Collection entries
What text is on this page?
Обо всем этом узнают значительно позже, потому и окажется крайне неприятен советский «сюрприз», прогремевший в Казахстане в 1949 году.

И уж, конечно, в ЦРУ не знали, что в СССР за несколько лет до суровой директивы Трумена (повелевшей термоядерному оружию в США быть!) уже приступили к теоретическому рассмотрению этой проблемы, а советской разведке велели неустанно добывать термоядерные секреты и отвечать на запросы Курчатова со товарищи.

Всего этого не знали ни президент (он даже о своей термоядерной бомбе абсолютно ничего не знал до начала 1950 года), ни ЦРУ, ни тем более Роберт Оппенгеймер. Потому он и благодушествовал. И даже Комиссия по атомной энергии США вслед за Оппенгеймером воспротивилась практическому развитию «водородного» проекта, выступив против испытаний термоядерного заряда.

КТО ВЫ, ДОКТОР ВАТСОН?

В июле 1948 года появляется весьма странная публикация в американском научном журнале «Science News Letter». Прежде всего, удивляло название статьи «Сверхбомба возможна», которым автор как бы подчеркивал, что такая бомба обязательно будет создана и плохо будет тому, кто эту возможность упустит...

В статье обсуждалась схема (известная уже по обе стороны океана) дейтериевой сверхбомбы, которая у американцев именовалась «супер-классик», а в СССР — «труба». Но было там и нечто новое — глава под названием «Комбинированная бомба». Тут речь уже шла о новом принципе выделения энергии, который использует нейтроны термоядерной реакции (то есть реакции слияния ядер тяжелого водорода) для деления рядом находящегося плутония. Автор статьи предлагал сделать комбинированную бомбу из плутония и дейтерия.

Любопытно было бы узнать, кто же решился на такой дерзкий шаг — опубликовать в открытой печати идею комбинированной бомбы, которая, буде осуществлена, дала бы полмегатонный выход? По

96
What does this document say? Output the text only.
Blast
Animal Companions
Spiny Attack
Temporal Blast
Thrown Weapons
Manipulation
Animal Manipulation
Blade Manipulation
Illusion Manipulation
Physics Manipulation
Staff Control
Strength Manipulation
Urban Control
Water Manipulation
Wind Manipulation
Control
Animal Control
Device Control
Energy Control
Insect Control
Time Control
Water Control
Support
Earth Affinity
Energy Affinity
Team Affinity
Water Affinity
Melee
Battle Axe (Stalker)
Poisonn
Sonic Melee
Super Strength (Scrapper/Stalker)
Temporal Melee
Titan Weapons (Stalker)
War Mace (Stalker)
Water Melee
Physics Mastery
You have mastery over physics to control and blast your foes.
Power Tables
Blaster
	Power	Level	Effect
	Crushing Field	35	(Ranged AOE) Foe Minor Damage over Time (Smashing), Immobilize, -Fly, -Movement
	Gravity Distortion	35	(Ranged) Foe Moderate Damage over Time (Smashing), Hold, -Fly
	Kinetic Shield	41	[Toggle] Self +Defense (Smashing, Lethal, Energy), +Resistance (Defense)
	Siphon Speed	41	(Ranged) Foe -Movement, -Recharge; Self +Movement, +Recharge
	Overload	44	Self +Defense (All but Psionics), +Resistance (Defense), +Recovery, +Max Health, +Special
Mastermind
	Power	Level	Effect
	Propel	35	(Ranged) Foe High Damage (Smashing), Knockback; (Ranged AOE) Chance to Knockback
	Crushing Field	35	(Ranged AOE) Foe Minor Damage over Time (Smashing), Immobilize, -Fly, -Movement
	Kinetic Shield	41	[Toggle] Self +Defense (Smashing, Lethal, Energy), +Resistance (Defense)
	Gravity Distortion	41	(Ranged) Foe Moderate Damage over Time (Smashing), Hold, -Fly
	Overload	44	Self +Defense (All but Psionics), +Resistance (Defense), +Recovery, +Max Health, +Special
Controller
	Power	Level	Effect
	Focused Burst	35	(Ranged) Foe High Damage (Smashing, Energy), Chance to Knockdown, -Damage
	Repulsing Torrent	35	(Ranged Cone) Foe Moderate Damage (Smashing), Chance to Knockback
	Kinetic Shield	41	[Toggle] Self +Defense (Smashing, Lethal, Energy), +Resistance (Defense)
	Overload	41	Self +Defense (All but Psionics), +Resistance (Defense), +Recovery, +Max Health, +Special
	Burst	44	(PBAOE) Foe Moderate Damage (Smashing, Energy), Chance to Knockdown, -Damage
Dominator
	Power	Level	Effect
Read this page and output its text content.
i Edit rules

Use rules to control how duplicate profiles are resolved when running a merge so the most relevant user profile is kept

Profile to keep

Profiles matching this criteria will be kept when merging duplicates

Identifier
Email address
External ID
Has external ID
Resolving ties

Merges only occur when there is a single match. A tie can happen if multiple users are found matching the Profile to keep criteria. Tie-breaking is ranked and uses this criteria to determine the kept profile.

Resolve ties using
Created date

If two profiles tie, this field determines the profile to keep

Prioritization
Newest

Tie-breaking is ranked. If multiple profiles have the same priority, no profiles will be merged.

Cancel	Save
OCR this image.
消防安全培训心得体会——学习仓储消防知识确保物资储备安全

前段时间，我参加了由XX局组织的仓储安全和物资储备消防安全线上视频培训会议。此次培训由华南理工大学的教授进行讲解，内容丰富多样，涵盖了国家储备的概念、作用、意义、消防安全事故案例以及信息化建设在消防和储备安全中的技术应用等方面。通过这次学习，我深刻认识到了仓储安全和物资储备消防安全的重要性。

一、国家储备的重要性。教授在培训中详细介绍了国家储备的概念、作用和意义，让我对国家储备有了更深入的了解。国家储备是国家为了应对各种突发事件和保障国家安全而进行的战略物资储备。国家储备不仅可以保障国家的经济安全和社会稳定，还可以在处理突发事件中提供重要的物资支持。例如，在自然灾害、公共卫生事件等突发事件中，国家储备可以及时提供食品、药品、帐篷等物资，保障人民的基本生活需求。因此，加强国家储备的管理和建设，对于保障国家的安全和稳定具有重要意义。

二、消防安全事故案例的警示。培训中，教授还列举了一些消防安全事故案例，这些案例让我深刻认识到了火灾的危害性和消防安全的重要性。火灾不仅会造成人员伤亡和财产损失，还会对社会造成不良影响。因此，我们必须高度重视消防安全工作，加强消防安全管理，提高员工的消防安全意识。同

- Task to complete -
Transcribe every record above exactly as it appears.

- Response to this exercise -
What text is on this page?
Обо всем этом узнают значительно позже, потому и окажется крайне неприятен советский «сюрприз», прогремевший в Казахстане в 1949 году.

И уж, конечно, в ЦРУ не знали, что в СССР за несколько лет до суровой директивы Трумена (повелевшей термоядерному оружию в США быть!) уже приступили к теоретическому рассмотрению этой проблемы, а советской разведке велели неустанно добывать термоядерные секреты и отвечать на запросы Курчатова со товарищи.

Всего этого не знали ни президент (он даже о своей термоядерной бомбе абсолютно ничего не знал до начала 1950 года), ни ЦРУ, ни тем более Роберт Оппенгеймер. Потому он и благодушествовал. И даже Комиссия по атомной энергии США вслед за Оппенгеймером воспротивилась практическому развитию «водородного» проекта, выступив против испытаний термоядерного заряда.

КТО ВЫ, ДОКТОР ВАТСОН?

В июле 1948 года появляется весьма странная публикация в американском научном журнале «Science News Letter». Прежде всего, удивляло название статьи «Сверхбомба возможна», которым автор как бы подчеркивал, что такая бомба обязательно будет создана и плохо будет тому, кто эту возможность упустит...

В статье обсуждалась схема (известная уже по обе стороны океана) дейтериевой сверхбомбы, которая у американцев именовалась «супер-классик», а в СССР — «труба». Но было там и нечто новое — глава под названием «Комбинированная бомба». Тут речь уже шла о новом принципе выделения энергии, который использует нейтроны термоядерной реакции (то есть реакции слияния ядер тяжелого водорода) для деления рядом находящегося плутония. Автор статьи предлагал сделать комбинированную бомбу из плутония и дейтерия.

Любопытно было бы узнать, кто же решился на такой дерзкий шаг — опубликовать в открытой печати идею комбинированной бомбы, которая, буде осуществлена, дала бы полмегатонный выход? По

96
What does this document say? Output the text only.
Blast
Animal Companions
Spiny Attack
Temporal Blast
Thrown Weapons
Manipulation
Animal Manipulation
Blade Manipulation
Illusion Manipulation
Physics Manipulation
Staff Control
Strength Manipulation
Urban Control
Water Manipulation
Wind Manipulation
Control
Animal Control
Device Control
Energy Control
Insect Control
Time Control
Water Control
Support
Earth Affinity
Energy Affinity
Team Affinity
Water Affinity
Melee
Battle Axe (Stalker)
Poisonn
Sonic Melee
Super Strength (Scrapper/Stalker)
Temporal Melee
Titan Weapons (Stalker)
War Mace (Stalker)
Water Melee
Physics Mastery
You have mastery over physics to control and blast your foes.
Power Tables
Blaster
	Power	Level	Effect
	Crushing Field	35	(Ranged AOE) Foe Minor Damage over Time (Smashing), Immobilize, -Fly, -Movement
	Gravity Distortion	35	(Ranged) Foe Moderate Damage over Time (Smashing), Hold, -Fly
	Kinetic Shield	41	[Toggle] Self +Defense (Smashing, Lethal, Energy), +Resistance (Defense)
	Siphon Speed	41	(Ranged) Foe -Movement, -Recharge; Self +Movement, +Recharge
	Overload	44	Self +Defense (All but Psionics), +Resistance (Defense), +Recovery, +Max Health, +Special
Mastermind
	Power	Level	Effect
	Propel	35	(Ranged) Foe High Damage (Smashing), Knockback; (Ranged AOE) Chance to Knockback
	Crushing Field	35	(Ranged AOE) Foe Minor Damage over Time (Smashing), Immobilize, -Fly, -Movement
	Kinetic Shield	41	[Toggle] Self +Defense (Smashing, Lethal, Energy), +Resistance (Defense)
	Gravity Distortion	41	(Ranged) Foe Moderate Damage over Time (Smashing), Hold, -Fly
	Overload	44	Self +Defense (All but Psionics), +Resistance (Defense), +Recovery, +Max Health, +Special
Controller
	Power	Level	Effect
	Focused Burst	35	(Ranged) Foe High Damage (Smashing, Energy), Chance to Knockdown, -Damage
	Repulsing Torrent	35	(Ranged Cone) Foe Moderate Damage (Smashing), Chance to Knockback
	Kinetic Shield	41	[Toggle] Self +Defense (Smashing, Lethal, Energy), +Resistance (Defense)
	Overload	41	Self +Defense (All but Psionics), +Resistance (Defense), +Recovery, +Max Health, +Special
	Burst	44	(PBAOE) Foe Moderate Damage (Smashing, Energy), Chance to Knockdown, -Damage
Dominator
	Power	Level	Effect
Read this page and output its text content.
i Edit rules

Use rules to control how duplicate profiles are resolved when running a merge so the most relevant user profile is kept

Profile to keep

Profiles matching this criteria will be kept when merging duplicates

Identifier
Email address
External ID
Has external ID
Resolving ties

Merges only occur when there is a single match. A tie can happen if multiple users are found matching the Profile to keep criteria. Tie-breaking is ranked and uses this criteria to determine the kept profile.

Resolve ties using
Created date

If two profiles tie, this field determines the profile to keep

Prioritization
Newest

Tie-breaking is ranked. If multiple profiles have the same priority, no profiles will be merged.

Cancel	Save
OCR this image.
消防安全培训心得体会——学习仓储消防知识确保物资储备安全

前段时间，我参加了由XX局组织的仓储安全和物资储备消防安全线上视频培训会议。此次培训由华南理工大学的教授进行讲解，内容丰富多样，涵盖了国家储备的概念、作用、意义、消防安全事故案例以及信息化建设在消防和储备安全中的技术应用等方面。通过这次学习，我深刻认识到了仓储安全和物资储备消防安全的重要性。

一、国家储备的重要性。教授在培训中详细介绍了国家储备的概念、作用和意义，让我对国家储备有了更深入的了解。国家储备是国家为了应对各种突发事件和保障国家安全而进行的战略物资储备。国家储备不仅可以保障国家的经济安全和社会稳定，还可以在处理突发事件中提供重要的物资支持。例如，在自然灾害、公共卫生事件等突发事件中，国家储备可以及时提供食品、药品、帐篷等物资，保障人民的基本生活需求。因此，加强国家储备的管理和建设，对于保障国家的安全和稳定具有重要意义。

二、消防安全事故案例的警示。培训中，教授还列举了一些消防安全事故案例，这些案例让我深刻认识到了火灾的危害性和消防安全的重要性。火灾不仅会造成人员伤亡和财产损失，还会对社会造成不良影响。因此，我们必须高度重视消防安全工作，加强消防安全管理，提高员工的消防安全意识。同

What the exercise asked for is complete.